§ WRITTEN REQUEST: Reproduce the entries exactly.
=-=-=-=-=
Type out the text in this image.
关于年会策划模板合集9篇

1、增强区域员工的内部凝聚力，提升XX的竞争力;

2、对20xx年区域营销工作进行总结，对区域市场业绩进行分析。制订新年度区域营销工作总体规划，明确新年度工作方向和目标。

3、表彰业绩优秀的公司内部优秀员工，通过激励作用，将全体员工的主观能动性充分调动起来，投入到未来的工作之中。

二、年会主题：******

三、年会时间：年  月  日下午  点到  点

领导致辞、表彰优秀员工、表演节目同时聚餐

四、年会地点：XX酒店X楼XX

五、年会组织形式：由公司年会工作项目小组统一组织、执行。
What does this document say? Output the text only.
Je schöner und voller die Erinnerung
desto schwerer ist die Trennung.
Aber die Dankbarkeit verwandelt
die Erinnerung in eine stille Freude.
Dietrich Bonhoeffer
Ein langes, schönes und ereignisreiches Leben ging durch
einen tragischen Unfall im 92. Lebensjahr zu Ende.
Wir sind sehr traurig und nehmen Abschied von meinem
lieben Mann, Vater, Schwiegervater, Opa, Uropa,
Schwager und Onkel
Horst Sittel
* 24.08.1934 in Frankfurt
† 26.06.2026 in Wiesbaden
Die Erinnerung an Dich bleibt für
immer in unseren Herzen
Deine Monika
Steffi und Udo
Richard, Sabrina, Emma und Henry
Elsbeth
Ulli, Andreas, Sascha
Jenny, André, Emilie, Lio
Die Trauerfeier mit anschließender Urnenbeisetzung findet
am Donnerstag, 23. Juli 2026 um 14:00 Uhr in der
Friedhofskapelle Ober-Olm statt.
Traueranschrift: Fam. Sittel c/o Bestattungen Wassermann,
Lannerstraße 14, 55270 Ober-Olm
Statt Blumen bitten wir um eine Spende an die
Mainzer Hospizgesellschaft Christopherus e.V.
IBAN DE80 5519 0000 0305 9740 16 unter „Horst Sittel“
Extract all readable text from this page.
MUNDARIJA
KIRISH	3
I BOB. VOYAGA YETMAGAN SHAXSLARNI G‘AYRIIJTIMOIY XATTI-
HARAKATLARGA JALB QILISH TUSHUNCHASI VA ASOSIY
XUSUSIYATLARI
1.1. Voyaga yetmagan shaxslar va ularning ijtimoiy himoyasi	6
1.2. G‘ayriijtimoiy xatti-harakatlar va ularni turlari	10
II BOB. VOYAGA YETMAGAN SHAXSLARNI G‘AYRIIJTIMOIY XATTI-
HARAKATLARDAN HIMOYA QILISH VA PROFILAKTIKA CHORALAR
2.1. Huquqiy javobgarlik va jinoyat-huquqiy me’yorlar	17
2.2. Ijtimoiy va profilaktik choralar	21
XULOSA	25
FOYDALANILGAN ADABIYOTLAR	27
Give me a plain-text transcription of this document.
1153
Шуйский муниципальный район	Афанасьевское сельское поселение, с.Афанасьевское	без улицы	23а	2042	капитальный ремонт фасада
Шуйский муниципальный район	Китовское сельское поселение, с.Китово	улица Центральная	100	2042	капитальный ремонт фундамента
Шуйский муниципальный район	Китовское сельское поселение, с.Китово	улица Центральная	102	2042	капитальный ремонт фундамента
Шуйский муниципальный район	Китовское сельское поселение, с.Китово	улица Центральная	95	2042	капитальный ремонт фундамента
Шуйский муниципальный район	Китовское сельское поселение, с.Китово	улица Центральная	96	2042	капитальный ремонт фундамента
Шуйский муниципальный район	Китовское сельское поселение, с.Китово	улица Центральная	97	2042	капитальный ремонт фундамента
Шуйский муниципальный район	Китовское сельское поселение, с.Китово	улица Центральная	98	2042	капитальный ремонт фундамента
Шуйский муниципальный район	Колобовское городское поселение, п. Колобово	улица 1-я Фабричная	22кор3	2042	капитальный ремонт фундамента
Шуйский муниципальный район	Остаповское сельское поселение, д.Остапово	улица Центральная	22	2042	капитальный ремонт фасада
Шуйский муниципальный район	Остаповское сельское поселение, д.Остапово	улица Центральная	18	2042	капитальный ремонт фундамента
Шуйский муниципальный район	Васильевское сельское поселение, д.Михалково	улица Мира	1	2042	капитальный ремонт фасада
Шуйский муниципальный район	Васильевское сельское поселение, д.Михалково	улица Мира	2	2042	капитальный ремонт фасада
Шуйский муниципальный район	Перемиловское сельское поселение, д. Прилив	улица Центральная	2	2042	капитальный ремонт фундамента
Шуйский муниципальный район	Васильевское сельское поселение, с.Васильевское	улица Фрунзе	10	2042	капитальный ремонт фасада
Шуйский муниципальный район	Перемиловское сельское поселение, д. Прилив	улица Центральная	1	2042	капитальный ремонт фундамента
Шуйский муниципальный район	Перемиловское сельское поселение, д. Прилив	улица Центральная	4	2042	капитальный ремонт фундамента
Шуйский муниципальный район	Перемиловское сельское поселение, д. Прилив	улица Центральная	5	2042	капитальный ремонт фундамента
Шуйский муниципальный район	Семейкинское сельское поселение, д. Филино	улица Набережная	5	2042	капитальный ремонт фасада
=-=-=-=-=
§ FULL OUTPUT:
Type out the text in this image.
关于年会策划模板合集9篇

1、增强区域员工的内部凝聚力，提升XX的竞争力;

2、对20xx年区域营销工作进行总结，对区域市场业绩进行分析。制订新年度区域营销工作总体规划，明确新年度工作方向和目标。

3、表彰业绩优秀的公司内部优秀员工，通过激励作用，将全体员工的主观能动性充分调动起来，投入到未来的工作之中。

二、年会主题：******

三、年会时间：年  月  日下午  点到  点

领导致辞、表彰优秀员工、表演节目同时聚餐

四、年会地点：XX酒店X楼XX

五、年会组织形式：由公司年会工作项目小组统一组织、执行。
What does this document say? Output the text only.
Je schöner und voller die Erinnerung
desto schwerer ist die Trennung.
Aber die Dankbarkeit verwandelt
die Erinnerung in eine stille Freude.
Dietrich Bonhoeffer
Ein langes, schönes und ereignisreiches Leben ging durch
einen tragischen Unfall im 92. Lebensjahr zu Ende.
Wir sind sehr traurig und nehmen Abschied von meinem
lieben Mann, Vater, Schwiegervater, Opa, Uropa,
Schwager und Onkel
Horst Sittel
* 24.08.1934 in Frankfurt
† 26.06.2026 in Wiesbaden
Die Erinnerung an Dich bleibt für
immer in unseren Herzen
Deine Monika
Steffi und Udo
Richard, Sabrina, Emma und Henry
Elsbeth
Ulli, Andreas, Sascha
Jenny, André, Emilie, Lio
Die Trauerfeier mit anschließender Urnenbeisetzung findet
am Donnerstag, 23. Juli 2026 um 14:00 Uhr in der
Friedhofskapelle Ober-Olm statt.
Traueranschrift: Fam. Sittel c/o Bestattungen Wassermann,
Lannerstraße 14, 55270 Ober-Olm
Statt Blumen bitten wir um eine Spende an die
Mainzer Hospizgesellschaft Christopherus e.V.
IBAN DE80 5519 0000 0305 9740 16 unter „Horst Sittel“
Extract all readable text from this page.
MUNDARIJA
KIRISH	3
I BOB. VOYAGA YETMAGAN SHAXSLARNI G‘AYRIIJTIMOIY XATTI-
HARAKATLARGA JALB QILISH TUSHUNCHASI VA ASOSIY
XUSUSIYATLARI
1.1. Voyaga yetmagan shaxslar va ularning ijtimoiy himoyasi	6
1.2. G‘ayriijtimoiy xatti-harakatlar va ularni turlari	10
II BOB. VOYAGA YETMAGAN SHAXSLARNI G‘AYRIIJTIMOIY XATTI-
HARAKATLARDAN HIMOYA QILISH VA PROFILAKTIKA CHORALAR
2.1. Huquqiy javobgarlik va jinoyat-huquqiy me’yorlar	17
2.2. Ijtimoiy va profilaktik choralar	21
XULOSA	25
FOYDALANILGAN ADABIYOTLAR	27
Give me a plain-text transcription of this document.
1153
Шуйский муниципальный район	Афанасьевское сельское поселение, с.Афанасьевское	без улицы	23а	2042	капитальный ремонт фасада
Шуйский муниципальный район	Китовское сельское поселение, с.Китово	улица Центральная	100	2042	капитальный ремонт фундамента
Шуйский муниципальный район	Китовское сельское поселение, с.Китово	улица Центральная	102	2042	капитальный ремонт фундамента
Шуйский муниципальный район	Китовское сельское поселение, с.Китово	улица Центральная	95	2042	капитальный ремонт фундамента
Шуйский муниципальный район	Китовское сельское поселение, с.Китово	улица Центральная	96	2042	капитальный ремонт фундамента
Шуйский муниципальный район	Китовское сельское поселение, с.Китово	улица Центральная	97	2042	капитальный ремонт фундамента
Шуйский муниципальный район	Китовское сельское поселение, с.Китово	улица Центральная	98	2042	капитальный ремонт фундамента
Шуйский муниципальный район	Колобовское городское поселение, п. Колобово	улица 1-я Фабричная	22кор3	2042	капитальный ремонт фундамента
Шуйский муниципальный район	Остаповское сельское поселение, д.Остапово	улица Центральная	22	2042	капитальный ремонт фасада
Шуйский муниципальный район	Остаповское сельское поселение, д.Остапово	улица Центральная	18	2042	капитальный ремонт фундамента
Шуйский муниципальный район	Васильевское сельское поселение, д.Михалково	улица Мира	1	2042	капитальный ремонт фасада
Шуйский муниципальный район	Васильевское сельское поселение, д.Михалково	улица Мира	2	2042	капитальный ремонт фасада
Шуйский муниципальный район	Перемиловское сельское поселение, д. Прилив	улица Центральная	2	2042	капитальный ремонт фундамента
Шуйский муниципальный район	Васильевское сельское поселение, с.Васильевское	улица Фрунзе	10	2042	капитальный ремонт фасада
Шуйский муниципальный район	Перемиловское сельское поселение, д. Прилив	улица Центральная	1	2042	капитальный ремонт фундамента
Шуйский муниципальный район	Перемиловское сельское поселение, д. Прилив	улица Центральная	4	2042	капитальный ремонт фундамента
Шуйский муниципальный район	Перемиловское сельское поселение, д. Прилив	улица Центральная	5	2042	капитальный ремонт фундамента
Шуйский муниципальный район	Семейкинское сельское поселение, д. Филино	улица Набережная	5	2042	капитальный ремонт фасада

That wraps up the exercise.